Where a line in the listing below contains the word "before", copy that line.

START RECORD SET

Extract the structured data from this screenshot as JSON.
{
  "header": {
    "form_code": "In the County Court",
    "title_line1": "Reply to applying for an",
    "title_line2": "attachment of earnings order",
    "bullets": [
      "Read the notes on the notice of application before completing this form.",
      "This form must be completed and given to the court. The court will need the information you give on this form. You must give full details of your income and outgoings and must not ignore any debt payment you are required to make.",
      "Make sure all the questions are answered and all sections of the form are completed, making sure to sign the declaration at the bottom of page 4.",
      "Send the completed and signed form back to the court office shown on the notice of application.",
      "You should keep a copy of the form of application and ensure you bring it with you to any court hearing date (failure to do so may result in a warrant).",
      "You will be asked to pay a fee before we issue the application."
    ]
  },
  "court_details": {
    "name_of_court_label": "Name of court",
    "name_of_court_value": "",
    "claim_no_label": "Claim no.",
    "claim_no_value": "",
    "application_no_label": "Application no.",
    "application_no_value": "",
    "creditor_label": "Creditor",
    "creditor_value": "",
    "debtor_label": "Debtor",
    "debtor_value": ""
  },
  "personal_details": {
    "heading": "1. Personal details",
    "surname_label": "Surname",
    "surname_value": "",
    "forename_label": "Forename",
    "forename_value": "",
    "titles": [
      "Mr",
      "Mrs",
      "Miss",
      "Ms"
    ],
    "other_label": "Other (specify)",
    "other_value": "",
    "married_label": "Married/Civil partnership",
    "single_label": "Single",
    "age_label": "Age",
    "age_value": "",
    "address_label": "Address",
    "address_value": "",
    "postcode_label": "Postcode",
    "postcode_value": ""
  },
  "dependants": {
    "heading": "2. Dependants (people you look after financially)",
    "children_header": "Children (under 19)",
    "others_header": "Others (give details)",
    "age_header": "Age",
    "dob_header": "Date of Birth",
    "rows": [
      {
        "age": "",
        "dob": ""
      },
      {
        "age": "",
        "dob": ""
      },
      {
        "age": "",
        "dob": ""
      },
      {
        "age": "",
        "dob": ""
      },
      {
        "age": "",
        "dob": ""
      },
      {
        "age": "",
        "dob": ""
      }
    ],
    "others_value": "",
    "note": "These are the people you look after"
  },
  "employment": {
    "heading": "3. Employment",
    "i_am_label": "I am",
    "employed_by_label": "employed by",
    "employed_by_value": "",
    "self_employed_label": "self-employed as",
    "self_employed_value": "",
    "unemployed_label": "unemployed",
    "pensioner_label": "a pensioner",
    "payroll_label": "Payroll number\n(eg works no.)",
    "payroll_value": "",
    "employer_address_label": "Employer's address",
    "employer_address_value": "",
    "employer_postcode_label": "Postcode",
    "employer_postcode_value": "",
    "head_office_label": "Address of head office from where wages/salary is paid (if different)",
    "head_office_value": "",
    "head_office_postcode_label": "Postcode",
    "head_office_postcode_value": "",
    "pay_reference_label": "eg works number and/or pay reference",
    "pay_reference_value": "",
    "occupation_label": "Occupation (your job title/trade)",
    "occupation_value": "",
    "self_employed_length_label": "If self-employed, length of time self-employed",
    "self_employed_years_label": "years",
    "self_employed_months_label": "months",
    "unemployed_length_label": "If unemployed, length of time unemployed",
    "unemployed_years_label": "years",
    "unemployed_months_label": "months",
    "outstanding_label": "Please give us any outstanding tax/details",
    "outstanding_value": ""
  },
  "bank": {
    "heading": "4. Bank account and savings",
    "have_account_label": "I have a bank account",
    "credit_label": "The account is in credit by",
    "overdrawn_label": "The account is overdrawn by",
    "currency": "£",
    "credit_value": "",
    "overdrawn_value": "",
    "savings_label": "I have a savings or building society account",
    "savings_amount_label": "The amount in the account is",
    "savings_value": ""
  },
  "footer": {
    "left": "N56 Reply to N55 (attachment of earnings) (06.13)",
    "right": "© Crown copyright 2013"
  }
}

END RECORD SET

**RESPONSE:**
      "Read the notes on the notice of application before completing this form.",
      "You will be asked to pay a fee before we issue the application."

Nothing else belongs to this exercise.